### Exercise goal
Return all lines with the word "this" in them.

### Given data
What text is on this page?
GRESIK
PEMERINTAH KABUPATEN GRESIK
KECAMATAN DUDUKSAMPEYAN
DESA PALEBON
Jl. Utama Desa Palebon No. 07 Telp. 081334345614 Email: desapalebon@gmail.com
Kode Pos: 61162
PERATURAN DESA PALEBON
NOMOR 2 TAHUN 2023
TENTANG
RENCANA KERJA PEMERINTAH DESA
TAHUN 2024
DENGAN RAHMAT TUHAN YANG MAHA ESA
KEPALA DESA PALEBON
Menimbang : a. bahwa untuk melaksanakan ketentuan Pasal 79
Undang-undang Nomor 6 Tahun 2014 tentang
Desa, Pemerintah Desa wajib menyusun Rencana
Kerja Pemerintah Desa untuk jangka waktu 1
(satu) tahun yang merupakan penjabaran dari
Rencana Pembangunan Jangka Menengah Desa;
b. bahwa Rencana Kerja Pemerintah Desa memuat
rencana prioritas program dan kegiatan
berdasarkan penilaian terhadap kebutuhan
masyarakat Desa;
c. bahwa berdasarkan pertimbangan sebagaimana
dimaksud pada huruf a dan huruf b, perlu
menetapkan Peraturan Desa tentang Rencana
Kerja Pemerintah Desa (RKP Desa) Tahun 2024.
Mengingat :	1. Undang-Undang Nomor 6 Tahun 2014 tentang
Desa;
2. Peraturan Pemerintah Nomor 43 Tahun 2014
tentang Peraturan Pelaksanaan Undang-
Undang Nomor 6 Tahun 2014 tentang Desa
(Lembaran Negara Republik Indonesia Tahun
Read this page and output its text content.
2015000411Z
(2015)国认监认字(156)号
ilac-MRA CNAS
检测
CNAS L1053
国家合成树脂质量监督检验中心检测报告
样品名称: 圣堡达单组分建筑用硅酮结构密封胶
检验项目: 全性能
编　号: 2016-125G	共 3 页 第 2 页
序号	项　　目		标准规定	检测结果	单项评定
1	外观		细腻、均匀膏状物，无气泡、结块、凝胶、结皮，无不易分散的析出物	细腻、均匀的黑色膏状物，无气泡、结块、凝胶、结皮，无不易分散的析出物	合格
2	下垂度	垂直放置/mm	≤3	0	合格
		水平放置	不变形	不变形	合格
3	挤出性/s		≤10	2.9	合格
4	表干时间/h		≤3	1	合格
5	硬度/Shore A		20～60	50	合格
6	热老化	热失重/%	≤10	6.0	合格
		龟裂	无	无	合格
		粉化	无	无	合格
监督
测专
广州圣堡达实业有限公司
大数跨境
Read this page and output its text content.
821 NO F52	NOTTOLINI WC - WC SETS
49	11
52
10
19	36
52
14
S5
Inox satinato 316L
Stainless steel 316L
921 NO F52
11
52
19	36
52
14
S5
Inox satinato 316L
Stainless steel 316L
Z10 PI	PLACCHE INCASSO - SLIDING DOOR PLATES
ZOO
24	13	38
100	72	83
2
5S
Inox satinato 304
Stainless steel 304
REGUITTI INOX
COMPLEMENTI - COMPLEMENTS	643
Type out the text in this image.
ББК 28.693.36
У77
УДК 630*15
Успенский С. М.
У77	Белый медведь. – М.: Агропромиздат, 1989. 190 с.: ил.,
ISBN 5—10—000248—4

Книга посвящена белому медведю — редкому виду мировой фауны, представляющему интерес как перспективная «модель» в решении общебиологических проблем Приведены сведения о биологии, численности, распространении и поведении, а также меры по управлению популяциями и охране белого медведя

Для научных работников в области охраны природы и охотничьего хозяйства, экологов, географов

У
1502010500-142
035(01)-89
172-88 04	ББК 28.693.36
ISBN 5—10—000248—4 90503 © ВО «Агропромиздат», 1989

### Response to the exercise
What text is on this page?
Read this page and output its text content.
Read this page and output its text content.
Type out the text in this image.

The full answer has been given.